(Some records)
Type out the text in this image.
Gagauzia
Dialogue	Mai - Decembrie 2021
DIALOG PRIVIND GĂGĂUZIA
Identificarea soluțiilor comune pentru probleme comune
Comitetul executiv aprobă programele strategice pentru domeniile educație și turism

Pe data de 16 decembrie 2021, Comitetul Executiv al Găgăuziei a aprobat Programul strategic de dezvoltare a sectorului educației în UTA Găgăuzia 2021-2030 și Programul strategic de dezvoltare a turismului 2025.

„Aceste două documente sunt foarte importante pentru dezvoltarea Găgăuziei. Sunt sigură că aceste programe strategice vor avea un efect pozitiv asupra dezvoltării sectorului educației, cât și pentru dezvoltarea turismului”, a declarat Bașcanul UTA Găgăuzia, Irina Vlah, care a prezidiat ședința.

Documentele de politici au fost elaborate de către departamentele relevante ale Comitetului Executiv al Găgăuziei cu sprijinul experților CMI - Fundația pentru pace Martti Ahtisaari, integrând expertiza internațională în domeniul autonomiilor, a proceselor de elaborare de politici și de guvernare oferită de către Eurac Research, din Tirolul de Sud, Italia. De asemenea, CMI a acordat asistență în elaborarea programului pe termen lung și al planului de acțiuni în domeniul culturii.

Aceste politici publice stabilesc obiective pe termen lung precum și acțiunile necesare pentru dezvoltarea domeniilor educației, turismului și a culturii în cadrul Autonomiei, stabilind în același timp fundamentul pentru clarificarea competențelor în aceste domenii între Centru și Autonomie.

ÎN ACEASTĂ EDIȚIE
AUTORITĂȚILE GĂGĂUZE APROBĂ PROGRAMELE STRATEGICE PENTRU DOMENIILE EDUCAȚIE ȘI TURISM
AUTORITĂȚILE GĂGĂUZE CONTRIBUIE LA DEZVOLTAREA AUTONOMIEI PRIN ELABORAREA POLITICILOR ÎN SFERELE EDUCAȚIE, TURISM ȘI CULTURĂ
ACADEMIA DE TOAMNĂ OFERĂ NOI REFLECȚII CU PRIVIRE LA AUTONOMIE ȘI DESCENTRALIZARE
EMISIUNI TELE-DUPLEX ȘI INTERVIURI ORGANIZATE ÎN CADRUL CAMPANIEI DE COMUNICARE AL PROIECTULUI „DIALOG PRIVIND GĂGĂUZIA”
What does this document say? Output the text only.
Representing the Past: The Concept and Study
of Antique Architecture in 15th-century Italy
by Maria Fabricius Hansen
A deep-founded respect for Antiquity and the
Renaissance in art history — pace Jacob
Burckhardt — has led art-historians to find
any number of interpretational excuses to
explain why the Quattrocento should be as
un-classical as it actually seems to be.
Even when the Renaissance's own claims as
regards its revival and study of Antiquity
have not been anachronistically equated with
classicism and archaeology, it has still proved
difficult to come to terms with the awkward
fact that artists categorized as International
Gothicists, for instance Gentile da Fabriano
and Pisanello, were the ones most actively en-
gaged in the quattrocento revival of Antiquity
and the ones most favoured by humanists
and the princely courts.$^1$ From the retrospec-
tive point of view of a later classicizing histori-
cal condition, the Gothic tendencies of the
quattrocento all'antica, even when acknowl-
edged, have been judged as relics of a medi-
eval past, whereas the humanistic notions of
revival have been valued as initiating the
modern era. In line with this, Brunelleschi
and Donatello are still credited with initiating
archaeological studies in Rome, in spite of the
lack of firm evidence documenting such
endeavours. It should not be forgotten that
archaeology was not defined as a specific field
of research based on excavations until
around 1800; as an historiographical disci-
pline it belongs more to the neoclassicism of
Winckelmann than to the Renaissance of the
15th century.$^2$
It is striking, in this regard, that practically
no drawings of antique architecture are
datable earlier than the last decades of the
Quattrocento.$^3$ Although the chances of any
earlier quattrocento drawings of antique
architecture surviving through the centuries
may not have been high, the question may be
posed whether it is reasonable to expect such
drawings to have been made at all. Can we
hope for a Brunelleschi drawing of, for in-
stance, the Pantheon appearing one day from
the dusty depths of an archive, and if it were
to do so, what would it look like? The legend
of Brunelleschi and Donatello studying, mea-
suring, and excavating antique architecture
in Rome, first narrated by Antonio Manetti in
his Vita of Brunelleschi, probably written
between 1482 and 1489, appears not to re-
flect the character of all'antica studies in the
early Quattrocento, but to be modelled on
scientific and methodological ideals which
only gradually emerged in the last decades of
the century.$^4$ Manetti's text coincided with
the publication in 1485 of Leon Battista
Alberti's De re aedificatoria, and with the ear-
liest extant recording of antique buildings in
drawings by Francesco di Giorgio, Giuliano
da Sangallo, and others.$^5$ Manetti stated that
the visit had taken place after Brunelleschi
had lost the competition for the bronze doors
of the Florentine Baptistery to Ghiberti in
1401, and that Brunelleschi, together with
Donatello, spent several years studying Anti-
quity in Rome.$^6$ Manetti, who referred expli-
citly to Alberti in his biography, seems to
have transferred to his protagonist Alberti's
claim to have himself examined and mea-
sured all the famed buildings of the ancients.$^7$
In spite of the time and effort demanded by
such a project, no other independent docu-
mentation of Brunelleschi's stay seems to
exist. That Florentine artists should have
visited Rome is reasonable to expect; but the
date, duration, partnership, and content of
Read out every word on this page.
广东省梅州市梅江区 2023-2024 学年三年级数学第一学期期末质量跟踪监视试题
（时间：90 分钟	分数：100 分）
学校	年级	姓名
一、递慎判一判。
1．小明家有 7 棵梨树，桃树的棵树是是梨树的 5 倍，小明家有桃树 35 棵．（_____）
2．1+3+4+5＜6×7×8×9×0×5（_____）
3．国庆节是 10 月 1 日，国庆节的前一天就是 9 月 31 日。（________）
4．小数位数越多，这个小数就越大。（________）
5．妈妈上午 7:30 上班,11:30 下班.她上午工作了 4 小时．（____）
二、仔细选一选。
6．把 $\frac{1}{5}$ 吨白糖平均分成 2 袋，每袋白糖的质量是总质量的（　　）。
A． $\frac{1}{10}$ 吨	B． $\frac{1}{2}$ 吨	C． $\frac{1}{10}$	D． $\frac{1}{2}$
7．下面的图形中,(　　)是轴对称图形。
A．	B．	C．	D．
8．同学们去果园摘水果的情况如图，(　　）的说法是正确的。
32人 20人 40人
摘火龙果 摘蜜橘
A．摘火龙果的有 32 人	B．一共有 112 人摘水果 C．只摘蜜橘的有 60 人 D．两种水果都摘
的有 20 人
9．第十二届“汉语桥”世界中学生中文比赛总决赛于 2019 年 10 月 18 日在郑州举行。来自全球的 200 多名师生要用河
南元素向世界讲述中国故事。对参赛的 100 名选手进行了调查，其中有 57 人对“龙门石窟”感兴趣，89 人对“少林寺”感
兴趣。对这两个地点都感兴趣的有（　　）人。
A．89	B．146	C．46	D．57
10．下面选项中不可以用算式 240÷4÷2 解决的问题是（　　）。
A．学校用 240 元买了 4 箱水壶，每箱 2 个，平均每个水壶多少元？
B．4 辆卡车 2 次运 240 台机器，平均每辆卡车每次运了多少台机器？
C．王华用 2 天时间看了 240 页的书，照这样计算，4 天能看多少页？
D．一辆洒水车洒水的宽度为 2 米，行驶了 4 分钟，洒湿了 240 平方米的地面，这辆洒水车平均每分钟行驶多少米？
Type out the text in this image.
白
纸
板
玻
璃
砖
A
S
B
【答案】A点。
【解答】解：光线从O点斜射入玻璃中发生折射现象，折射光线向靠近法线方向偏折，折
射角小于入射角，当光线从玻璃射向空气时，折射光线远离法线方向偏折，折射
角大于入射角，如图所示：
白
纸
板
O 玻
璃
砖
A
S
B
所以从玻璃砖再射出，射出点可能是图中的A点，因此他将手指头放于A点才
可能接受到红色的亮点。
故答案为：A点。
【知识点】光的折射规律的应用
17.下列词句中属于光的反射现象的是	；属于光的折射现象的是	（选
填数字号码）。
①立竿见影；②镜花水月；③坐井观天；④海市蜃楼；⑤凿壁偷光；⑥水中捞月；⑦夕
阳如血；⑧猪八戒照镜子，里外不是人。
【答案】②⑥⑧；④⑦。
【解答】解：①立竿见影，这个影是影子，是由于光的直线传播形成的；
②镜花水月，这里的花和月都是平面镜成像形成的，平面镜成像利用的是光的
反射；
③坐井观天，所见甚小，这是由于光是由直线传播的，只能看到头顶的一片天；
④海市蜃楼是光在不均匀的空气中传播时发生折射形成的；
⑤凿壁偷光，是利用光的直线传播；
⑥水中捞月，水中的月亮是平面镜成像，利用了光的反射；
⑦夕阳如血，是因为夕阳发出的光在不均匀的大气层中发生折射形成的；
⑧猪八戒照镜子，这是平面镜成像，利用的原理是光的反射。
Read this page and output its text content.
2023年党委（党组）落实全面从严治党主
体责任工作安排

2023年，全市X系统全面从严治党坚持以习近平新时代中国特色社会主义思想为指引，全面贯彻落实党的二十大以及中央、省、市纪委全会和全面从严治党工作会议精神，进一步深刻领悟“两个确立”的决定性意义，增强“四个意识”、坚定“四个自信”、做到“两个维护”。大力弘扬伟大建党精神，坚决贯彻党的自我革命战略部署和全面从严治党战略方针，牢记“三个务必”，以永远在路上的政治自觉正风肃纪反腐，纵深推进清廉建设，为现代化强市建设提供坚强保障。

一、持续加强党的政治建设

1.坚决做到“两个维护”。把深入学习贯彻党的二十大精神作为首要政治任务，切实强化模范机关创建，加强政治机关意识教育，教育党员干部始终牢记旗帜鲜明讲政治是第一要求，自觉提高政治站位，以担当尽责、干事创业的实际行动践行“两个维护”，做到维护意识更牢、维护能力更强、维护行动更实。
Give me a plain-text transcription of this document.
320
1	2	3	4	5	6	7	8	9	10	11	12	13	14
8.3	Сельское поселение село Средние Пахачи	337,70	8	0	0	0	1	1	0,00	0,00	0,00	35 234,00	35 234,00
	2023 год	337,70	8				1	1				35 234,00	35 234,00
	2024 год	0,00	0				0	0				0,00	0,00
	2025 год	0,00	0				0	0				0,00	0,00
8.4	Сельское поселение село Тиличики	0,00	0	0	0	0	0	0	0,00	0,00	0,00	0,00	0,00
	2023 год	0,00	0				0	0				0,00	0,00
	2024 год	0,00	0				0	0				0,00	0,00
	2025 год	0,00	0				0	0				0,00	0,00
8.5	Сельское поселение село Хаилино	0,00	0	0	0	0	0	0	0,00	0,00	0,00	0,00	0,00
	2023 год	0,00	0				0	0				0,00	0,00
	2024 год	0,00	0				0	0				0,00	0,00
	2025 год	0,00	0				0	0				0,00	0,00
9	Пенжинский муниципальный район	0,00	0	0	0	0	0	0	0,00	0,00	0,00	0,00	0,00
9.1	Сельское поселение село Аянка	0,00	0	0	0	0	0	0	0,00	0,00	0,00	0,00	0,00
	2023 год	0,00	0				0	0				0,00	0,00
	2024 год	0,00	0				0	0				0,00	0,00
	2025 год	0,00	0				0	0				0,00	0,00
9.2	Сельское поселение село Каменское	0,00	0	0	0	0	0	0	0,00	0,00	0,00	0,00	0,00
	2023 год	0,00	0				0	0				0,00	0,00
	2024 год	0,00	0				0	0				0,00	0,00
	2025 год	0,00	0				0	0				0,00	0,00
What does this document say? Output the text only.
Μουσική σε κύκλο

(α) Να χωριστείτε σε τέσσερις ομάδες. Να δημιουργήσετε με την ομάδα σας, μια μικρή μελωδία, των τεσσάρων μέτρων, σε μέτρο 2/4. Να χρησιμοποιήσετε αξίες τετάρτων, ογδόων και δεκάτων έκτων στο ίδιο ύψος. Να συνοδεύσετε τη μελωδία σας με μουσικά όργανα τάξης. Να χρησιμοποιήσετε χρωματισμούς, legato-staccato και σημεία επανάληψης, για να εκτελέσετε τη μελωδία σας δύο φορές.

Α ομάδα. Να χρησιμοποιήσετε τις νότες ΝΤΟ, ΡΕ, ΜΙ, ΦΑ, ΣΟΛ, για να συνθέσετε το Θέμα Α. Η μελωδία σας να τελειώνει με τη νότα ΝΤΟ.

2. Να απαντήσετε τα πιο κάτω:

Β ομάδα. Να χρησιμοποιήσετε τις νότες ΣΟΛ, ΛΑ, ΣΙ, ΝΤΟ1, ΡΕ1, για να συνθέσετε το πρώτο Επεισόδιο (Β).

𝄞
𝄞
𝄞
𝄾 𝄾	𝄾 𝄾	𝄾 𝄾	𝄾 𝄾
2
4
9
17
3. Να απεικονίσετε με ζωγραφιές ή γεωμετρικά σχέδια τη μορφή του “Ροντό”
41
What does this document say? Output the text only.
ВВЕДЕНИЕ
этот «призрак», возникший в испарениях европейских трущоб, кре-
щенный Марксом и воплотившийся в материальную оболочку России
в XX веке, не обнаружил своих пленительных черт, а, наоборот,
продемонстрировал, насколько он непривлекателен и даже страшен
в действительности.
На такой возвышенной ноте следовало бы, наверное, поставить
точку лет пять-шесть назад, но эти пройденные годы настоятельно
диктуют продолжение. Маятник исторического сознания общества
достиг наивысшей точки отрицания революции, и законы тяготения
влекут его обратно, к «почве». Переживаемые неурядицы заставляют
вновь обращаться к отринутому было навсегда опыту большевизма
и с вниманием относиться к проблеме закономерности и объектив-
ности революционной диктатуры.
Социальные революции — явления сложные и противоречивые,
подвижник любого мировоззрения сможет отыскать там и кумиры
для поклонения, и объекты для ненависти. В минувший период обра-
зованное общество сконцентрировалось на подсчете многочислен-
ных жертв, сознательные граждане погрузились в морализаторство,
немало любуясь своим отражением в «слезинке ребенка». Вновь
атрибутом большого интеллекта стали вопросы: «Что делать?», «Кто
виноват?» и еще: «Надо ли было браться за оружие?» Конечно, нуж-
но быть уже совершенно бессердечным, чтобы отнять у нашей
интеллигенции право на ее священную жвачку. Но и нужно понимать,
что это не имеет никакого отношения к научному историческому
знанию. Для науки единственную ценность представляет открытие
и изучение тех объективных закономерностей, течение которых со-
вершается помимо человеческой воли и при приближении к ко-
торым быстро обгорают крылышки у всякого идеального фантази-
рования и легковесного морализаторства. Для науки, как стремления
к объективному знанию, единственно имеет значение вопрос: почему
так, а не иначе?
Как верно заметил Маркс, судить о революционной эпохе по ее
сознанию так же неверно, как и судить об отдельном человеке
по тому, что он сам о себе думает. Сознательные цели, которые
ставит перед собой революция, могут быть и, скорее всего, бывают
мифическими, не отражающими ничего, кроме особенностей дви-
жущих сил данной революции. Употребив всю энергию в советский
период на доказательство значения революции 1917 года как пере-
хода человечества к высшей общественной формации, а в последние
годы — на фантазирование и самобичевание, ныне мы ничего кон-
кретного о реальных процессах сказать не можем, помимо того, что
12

STATED TASK. Copy each line of the data that contains the word "两个维护".

SOLUTION.
2023年，全市X系统全面从严治党坚持以习近平新时代中国特色社会主义思想为指引，全面贯彻落实党的二十大以及中央、省、市纪委全会和全面从严治党工作会议精神，进一步深刻领悟“两个确立”的决定性意义，增强“四个意识”、坚定“四个自信”、做到“两个维护”。大力弘扬伟大建党精神，坚决贯彻党的自我革命战略部署和全面从严治党战略方针，牢记“三个务必”，以永远在路上的政治自觉正风肃纪反腐，纵深推进清廉建设，为现代化强市建设提供坚强保障。
1.坚决做到“两个维护”。把深入学习贯彻党的二十大精神作为首要政治任务，切实强化模范机关创建，加强政治机关意识教育，教育党员干部始终牢记旗帜鲜明讲政治是第一要求，自觉提高政治站位，以担当尽责、干事创业的实际行动践行“两个维护”，做到维护意识更牢、维护能力更强、维护行动更实。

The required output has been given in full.